• _Problem to work on_
Every line of the records must be repeated exactly; pictures stay out.

• _Task data_
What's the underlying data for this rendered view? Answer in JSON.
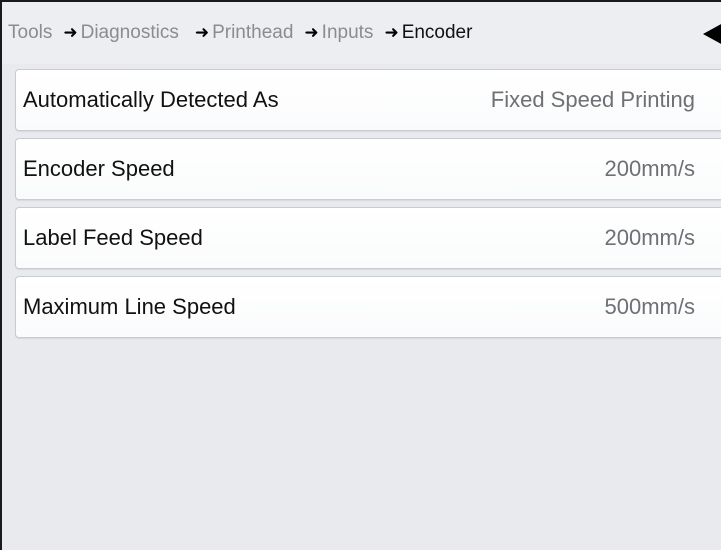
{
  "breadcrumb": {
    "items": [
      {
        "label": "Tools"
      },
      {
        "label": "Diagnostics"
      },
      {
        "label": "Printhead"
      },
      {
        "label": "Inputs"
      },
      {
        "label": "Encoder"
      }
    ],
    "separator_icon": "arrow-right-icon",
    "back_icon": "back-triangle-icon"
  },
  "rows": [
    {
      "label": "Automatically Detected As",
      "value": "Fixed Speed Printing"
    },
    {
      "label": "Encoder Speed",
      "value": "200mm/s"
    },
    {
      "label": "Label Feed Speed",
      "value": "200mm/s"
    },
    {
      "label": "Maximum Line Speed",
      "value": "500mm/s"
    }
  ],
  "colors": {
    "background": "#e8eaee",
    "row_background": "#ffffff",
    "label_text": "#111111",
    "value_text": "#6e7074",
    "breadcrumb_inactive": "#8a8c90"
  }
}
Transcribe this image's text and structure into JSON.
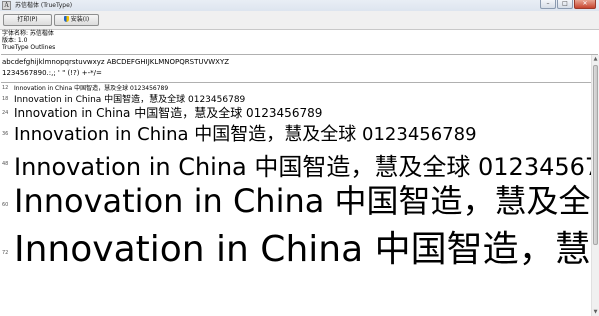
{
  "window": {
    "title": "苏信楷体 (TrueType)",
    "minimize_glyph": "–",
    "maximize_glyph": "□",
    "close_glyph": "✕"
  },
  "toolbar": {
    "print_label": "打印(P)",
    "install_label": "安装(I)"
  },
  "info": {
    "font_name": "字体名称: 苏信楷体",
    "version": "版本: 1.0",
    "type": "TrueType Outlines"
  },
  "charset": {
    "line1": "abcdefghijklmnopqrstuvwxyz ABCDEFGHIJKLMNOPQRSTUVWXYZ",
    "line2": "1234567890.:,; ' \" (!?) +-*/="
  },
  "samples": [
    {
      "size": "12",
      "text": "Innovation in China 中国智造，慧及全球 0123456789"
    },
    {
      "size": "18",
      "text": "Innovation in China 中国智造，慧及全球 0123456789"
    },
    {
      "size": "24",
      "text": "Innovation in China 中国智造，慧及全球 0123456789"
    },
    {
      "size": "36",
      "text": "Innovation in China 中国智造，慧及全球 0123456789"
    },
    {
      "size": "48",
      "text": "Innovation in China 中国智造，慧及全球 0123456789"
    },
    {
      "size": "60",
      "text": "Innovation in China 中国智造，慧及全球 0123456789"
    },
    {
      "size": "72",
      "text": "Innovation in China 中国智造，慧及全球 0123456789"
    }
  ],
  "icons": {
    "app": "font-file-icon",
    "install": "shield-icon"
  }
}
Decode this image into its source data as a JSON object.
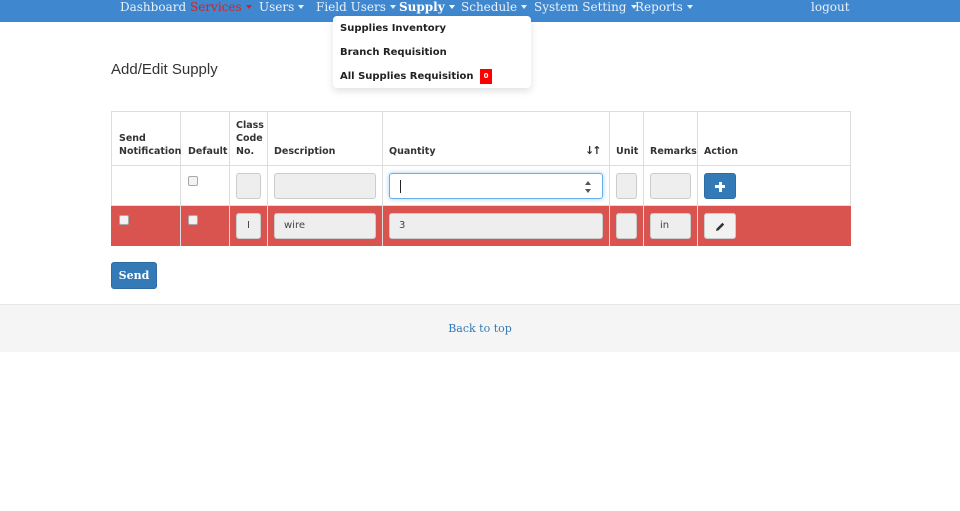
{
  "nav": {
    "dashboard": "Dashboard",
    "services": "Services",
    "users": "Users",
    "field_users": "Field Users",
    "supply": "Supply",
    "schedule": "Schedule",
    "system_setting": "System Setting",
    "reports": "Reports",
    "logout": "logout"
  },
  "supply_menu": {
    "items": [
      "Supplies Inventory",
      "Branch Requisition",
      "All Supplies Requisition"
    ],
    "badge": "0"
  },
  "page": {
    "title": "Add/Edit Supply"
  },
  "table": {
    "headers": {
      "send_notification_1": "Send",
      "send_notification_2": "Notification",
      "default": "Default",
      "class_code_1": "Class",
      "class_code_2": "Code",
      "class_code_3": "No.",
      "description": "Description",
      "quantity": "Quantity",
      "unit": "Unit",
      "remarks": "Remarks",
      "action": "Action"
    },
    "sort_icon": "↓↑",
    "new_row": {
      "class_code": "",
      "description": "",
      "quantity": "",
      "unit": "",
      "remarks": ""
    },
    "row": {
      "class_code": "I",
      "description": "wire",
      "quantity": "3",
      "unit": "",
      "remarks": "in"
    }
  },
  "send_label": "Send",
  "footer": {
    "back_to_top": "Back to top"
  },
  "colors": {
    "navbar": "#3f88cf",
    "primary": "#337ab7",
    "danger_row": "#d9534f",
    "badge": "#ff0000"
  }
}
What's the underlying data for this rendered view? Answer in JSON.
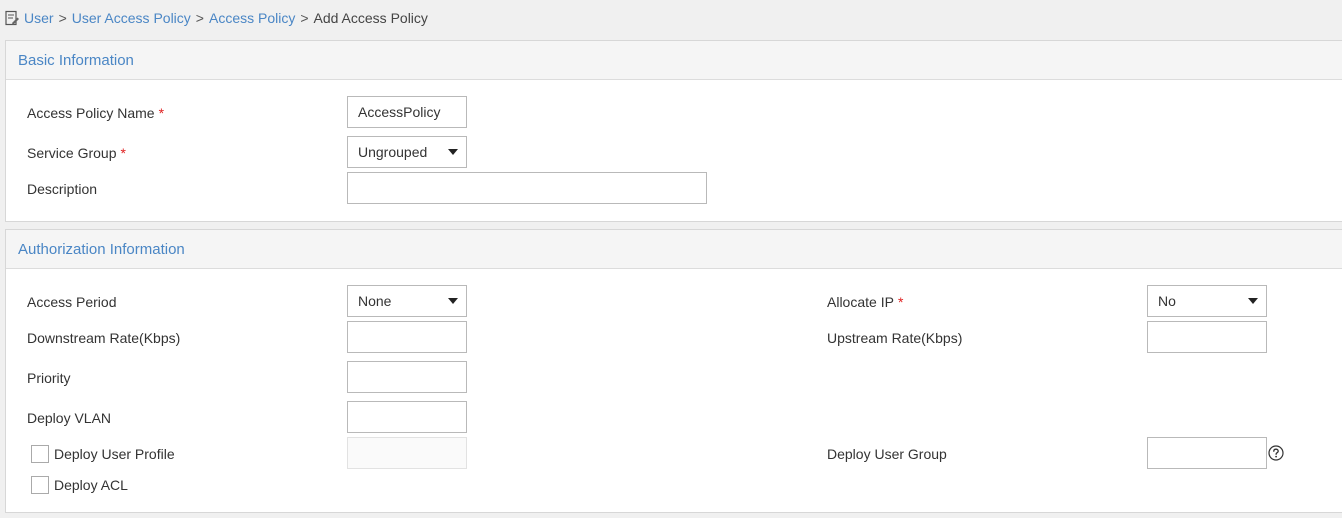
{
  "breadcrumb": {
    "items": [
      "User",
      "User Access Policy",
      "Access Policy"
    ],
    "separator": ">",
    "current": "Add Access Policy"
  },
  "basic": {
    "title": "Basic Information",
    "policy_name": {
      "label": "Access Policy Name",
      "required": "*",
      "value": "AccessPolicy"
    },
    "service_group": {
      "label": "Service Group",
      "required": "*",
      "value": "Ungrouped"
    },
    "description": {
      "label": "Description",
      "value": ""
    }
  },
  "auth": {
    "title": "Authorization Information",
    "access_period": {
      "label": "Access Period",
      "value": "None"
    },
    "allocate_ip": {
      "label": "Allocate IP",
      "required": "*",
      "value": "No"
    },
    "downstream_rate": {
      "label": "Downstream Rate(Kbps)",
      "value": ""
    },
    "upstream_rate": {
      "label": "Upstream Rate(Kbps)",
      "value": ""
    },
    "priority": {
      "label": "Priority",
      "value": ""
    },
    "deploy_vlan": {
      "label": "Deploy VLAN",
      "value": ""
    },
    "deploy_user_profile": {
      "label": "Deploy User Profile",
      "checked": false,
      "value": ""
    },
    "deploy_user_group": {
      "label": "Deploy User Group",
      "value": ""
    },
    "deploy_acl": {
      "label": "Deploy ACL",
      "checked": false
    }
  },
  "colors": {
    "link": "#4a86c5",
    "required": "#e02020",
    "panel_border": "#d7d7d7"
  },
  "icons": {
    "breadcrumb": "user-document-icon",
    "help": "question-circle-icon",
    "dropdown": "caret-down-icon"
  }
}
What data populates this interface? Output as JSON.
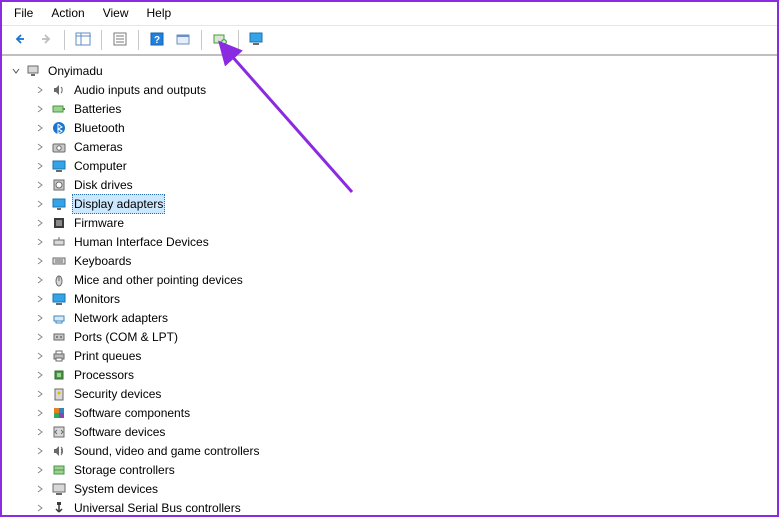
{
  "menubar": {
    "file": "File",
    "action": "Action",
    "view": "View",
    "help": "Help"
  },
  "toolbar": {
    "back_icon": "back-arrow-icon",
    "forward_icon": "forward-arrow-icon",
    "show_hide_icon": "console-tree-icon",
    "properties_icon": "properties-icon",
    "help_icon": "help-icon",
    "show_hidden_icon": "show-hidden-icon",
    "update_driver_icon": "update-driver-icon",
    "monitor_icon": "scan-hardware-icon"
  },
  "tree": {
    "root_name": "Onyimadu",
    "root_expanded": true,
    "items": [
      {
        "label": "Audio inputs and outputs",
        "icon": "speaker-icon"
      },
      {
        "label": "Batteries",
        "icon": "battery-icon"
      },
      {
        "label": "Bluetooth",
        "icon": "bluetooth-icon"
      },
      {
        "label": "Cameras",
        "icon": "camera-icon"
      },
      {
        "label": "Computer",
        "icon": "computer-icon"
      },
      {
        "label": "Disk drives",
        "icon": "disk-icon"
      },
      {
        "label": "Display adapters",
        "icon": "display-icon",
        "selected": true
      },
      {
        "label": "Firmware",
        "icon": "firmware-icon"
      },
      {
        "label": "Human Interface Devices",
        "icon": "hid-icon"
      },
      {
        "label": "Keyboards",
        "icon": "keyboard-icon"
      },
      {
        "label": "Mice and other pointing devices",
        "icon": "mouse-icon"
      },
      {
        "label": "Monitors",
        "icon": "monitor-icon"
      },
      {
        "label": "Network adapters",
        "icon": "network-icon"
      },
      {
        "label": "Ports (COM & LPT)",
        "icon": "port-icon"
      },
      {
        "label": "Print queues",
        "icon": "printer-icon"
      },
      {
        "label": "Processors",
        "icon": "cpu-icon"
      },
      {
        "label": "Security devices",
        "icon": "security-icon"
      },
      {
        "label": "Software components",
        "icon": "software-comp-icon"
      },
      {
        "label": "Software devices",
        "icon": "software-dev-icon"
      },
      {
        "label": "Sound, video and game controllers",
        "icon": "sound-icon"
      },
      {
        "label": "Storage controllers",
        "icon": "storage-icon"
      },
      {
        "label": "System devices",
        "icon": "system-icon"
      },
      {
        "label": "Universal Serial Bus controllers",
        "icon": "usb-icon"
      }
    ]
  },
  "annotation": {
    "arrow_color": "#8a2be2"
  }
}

• _Response below_
What's the underlying data for this rendered view? Answer in JSON.
{
  "breadcrumb": {
    "items": [
      {
        "label": "Tools"
      },
      {
        "label": "Diagnostics"
      },
      {
        "label": "Printhead"
      },
      {
        "label": "Inputs"
      },
      {
        "label": "Encoder"
      }
    ],
    "separator_icon": "arrow-right-icon",
    "back_icon": "back-triangle-icon"
  },
  "rows": [
    {
      "label": "Automatically Detected As",
      "value": "Fixed Speed Printing"
    },
    {
      "label": "Encoder Speed",
      "value": "200mm/s"
    },
    {
      "label": "Label Feed Speed",
      "value": "200mm/s"
    },
    {
      "label": "Maximum Line Speed",
      "value": "500mm/s"
    }
  ],
  "colors": {
    "background": "#e8eaee",
    "row_background": "#ffffff",
    "label_text": "#111111",
    "value_text": "#6e7074",
    "breadcrumb_inactive": "#8a8c90"
  }
}
Transcribe this image's text and structure into JSON.
{
  "window": {
    "title": "苏信楷体 (TrueType)",
    "minimize_glyph": "–",
    "maximize_glyph": "□",
    "close_glyph": "✕"
  },
  "toolbar": {
    "print_label": "打印(P)",
    "install_label": "安装(I)"
  },
  "info": {
    "font_name": "字体名称: 苏信楷体",
    "version": "版本: 1.0",
    "type": "TrueType Outlines"
  },
  "charset": {
    "line1": "abcdefghijklmnopqrstuvwxyz ABCDEFGHIJKLMNOPQRSTUVWXYZ",
    "line2": "1234567890.:,; ' \" (!?) +-*/="
  },
  "samples": [
    {
      "size": "12",
      "text": "Innovation in China 中国智造，慧及全球 0123456789"
    },
    {
      "size": "18",
      "text": "Innovation in China 中国智造，慧及全球 0123456789"
    },
    {
      "size": "24",
      "text": "Innovation in China 中国智造，慧及全球 0123456789"
    },
    {
      "size": "36",
      "text": "Innovation in China 中国智造，慧及全球 0123456789"
    },
    {
      "size": "48",
      "text": "Innovation in China 中国智造，慧及全球 0123456789"
    },
    {
      "size": "60",
      "text": "Innovation in China 中国智造，慧及全球 0123456789"
    },
    {
      "size": "72",
      "text": "Innovation in China 中国智造，慧及全球 0123456789"
    }
  ],
  "icons": {
    "app": "font-file-icon",
    "install": "shield-icon"
  }
}
Decode this image into its source data as a JSON object.
{
  "nav": {
    "dashboard": "Dashboard",
    "services": "Services",
    "users": "Users",
    "field_users": "Field Users",
    "supply": "Supply",
    "schedule": "Schedule",
    "system_setting": "System Setting",
    "reports": "Reports",
    "logout": "logout"
  },
  "supply_menu": {
    "items": [
      "Supplies Inventory",
      "Branch Requisition",
      "All Supplies Requisition"
    ],
    "badge": "0"
  },
  "page": {
    "title": "Add/Edit Supply"
  },
  "table": {
    "headers": {
      "send_notification_1": "Send",
      "send_notification_2": "Notification",
      "default": "Default",
      "class_code_1": "Class",
      "class_code_2": "Code",
      "class_code_3": "No.",
      "description": "Description",
      "quantity": "Quantity",
      "unit": "Unit",
      "remarks": "Remarks",
      "action": "Action"
    },
    "sort_icon": "↓↑",
    "new_row": {
      "class_code": "",
      "description": "",
      "quantity": "",
      "unit": "",
      "remarks": ""
    },
    "row": {
      "class_code": "I",
      "description": "wire",
      "quantity": "3",
      "unit": "",
      "remarks": "in"
    }
  },
  "send_label": "Send",
  "footer": {
    "back_to_top": "Back to top"
  },
  "colors": {
    "navbar": "#3f88cf",
    "primary": "#337ab7",
    "danger_row": "#d9534f",
    "badge": "#ff0000"
  }
}
What's the underlying data for this rendered view? Answer in JSON.
{
  "breadcrumb": {
    "items": [
      "User",
      "User Access Policy",
      "Access Policy"
    ],
    "separator": ">",
    "current": "Add Access Policy"
  },
  "basic": {
    "title": "Basic Information",
    "policy_name": {
      "label": "Access Policy Name",
      "required": "*",
      "value": "AccessPolicy"
    },
    "service_group": {
      "label": "Service Group",
      "required": "*",
      "value": "Ungrouped"
    },
    "description": {
      "label": "Description",
      "value": ""
    }
  },
  "auth": {
    "title": "Authorization Information",
    "access_period": {
      "label": "Access Period",
      "value": "None"
    },
    "allocate_ip": {
      "label": "Allocate IP",
      "required": "*",
      "value": "No"
    },
    "downstream_rate": {
      "label": "Downstream Rate(Kbps)",
      "value": ""
    },
    "upstream_rate": {
      "label": "Upstream Rate(Kbps)",
      "value": ""
    },
    "priority": {
      "label": "Priority",
      "value": ""
    },
    "deploy_vlan": {
      "label": "Deploy VLAN",
      "value": ""
    },
    "deploy_user_profile": {
      "label": "Deploy User Profile",
      "checked": false,
      "value": ""
    },
    "deploy_user_group": {
      "label": "Deploy User Group",
      "value": ""
    },
    "deploy_acl": {
      "label": "Deploy ACL",
      "checked": false
    }
  },
  "colors": {
    "link": "#4a86c5",
    "required": "#e02020",
    "panel_border": "#d7d7d7"
  },
  "icons": {
    "breadcrumb": "user-document-icon",
    "help": "question-circle-icon",
    "dropdown": "caret-down-icon"
  }
}
What data populates this interface? Output as JSON.
{
  "menubar": {
    "file": "File",
    "action": "Action",
    "view": "View",
    "help": "Help"
  },
  "toolbar": {
    "back_icon": "back-arrow-icon",
    "forward_icon": "forward-arrow-icon",
    "show_hide_icon": "console-tree-icon",
    "properties_icon": "properties-icon",
    "help_icon": "help-icon",
    "show_hidden_icon": "show-hidden-icon",
    "update_driver_icon": "update-driver-icon",
    "monitor_icon": "scan-hardware-icon"
  },
  "tree": {
    "root_name": "Onyimadu",
    "root_expanded": true,
    "items": [
      {
        "label": "Audio inputs and outputs",
        "icon": "speaker-icon"
      },
      {
        "label": "Batteries",
        "icon": "battery-icon"
      },
      {
        "label": "Bluetooth",
        "icon": "bluetooth-icon"
      },
      {
        "label": "Cameras",
        "icon": "camera-icon"
      },
      {
        "label": "Computer",
        "icon": "computer-icon"
      },
      {
        "label": "Disk drives",
        "icon": "disk-icon"
      },
      {
        "label": "Display adapters",
        "icon": "display-icon",
        "selected": true
      },
      {
        "label": "Firmware",
        "icon": "firmware-icon"
      },
      {
        "label": "Human Interface Devices",
        "icon": "hid-icon"
      },
      {
        "label": "Keyboards",
        "icon": "keyboard-icon"
      },
      {
        "label": "Mice and other pointing devices",
        "icon": "mouse-icon"
      },
      {
        "label": "Monitors",
        "icon": "monitor-icon"
      },
      {
        "label": "Network adapters",
        "icon": "network-icon"
      },
      {
        "label": "Ports (COM & LPT)",
        "icon": "port-icon"
      },
      {
        "label": "Print queues",
        "icon": "printer-icon"
      },
      {
        "label": "Processors",
        "icon": "cpu-icon"
      },
      {
        "label": "Security devices",
        "icon": "security-icon"
      },
      {
        "label": "Software components",
        "icon": "software-comp-icon"
      },
      {
        "label": "Software devices",
        "icon": "software-dev-icon"
      },
      {
        "label": "Sound, video and game controllers",
        "icon": "sound-icon"
      },
      {
        "label": "Storage controllers",
        "icon": "storage-icon"
      },
      {
        "label": "System devices",
        "icon": "system-icon"
      },
      {
        "label": "Universal Serial Bus controllers",
        "icon": "usb-icon"
      }
    ]
  },
  "annotation": {
    "arrow_color": "#8a2be2"
  }
}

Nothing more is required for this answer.